**What is asked:** Retype, exactly as written, every line from the one containing "Type out the text in this image." through the last line of the records below, both included; skip the pictures.

Start of Records provided

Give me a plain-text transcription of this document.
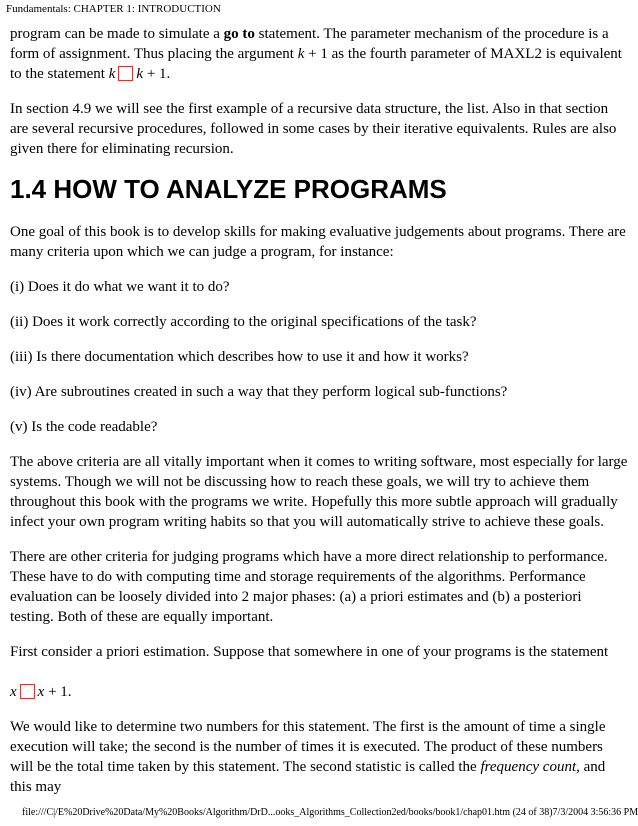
Fundamentals: CHAPTER 1: INTRODUCTION

program can be made to simulate a go to statement. The parameter mechanism of the procedure is a form of assignment. Thus placing the argument k + 1 as the fourth parameter of MAXL2 is equivalent to the statement k k + 1.

In section 4.9 we will see the first example of a recursive data structure, the list. Also in that section are several recursive procedures, followed in some cases by their iterative equivalents. Rules are also given there for eliminating recursion.

1.4 HOW TO ANALYZE PROGRAMS

One goal of this book is to develop skills for making evaluative judgements about programs. There are many criteria upon which we can judge a program, for instance:

(i) Does it do what we want it to do?

(ii) Does it work correctly according to the original specifications of the task?

(iii) Is there documentation which describes how to use it and how it works?

(iv) Are subroutines created in such a way that they perform logical sub-functions?

(v) Is the code readable?

The above criteria are all vitally important when it comes to writing software, most especially for large systems. Though we will not be discussing how to reach these goals, we will try to achieve them throughout this book with the programs we write. Hopefully this more subtle approach will gradually infect your own program writing habits so that you will automatically strive to achieve these goals.

There are other criteria for judging programs which have a more direct relationship to performance. These have to do with computing time and storage requirements of the algorithms. Performance evaluation can be loosely divided into 2 major phases: (a) a priori estimates and (b) a posteriori testing. Both of these are equally important.

First consider a priori estimation. Suppose that somewhere in one of your programs is the statement

x x + 1.

We would like to determine two numbers for this statement. The first is the amount of time a single execution will take; the second is the number of times it is executed. The product of these numbers will be the total time taken by this statement. The second statistic is called the frequency count, and this may

file:///C|/E%20Drive%20Data/My%20Books/Algorithm/DrD...ooks_Algorithms_Collection2ed/books/book1/chap01.htm (24 of 38)7/3/2004 3:56:36 PM
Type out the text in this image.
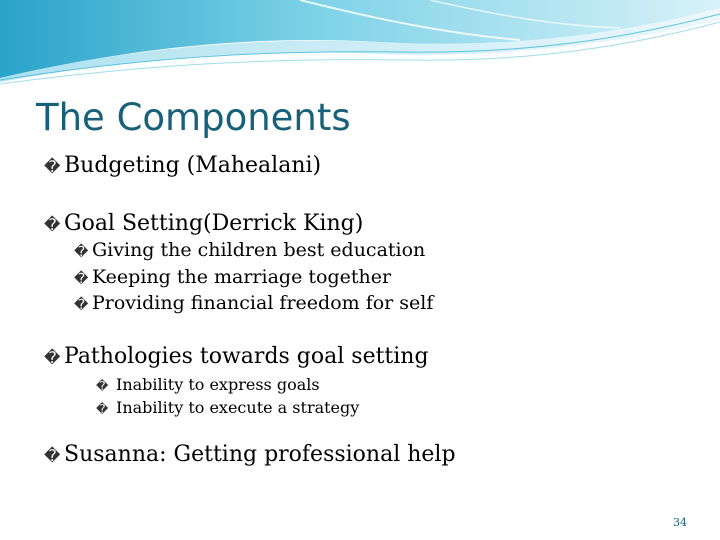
The Components
� Budgeting (Mahealani)
� Goal Setting(Derrick King)
� Giving the children best education
� Keeping the marriage together
� Providing financial freedom for self
� Pathologies towards goal setting
� Inability to express goals
� Inability to execute a strategy
� Susanna: Getting professional help
34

End of Records provided

**The solution:**
Type out the text in this image.
The Components
� Budgeting (Mahealani)
� Goal Setting(Derrick King)
� Giving the children best education
� Keeping the marriage together
� Providing financial freedom for self
� Pathologies towards goal setting
� Inability to express goals
� Inability to execute a strategy
� Susanna: Getting professional help
34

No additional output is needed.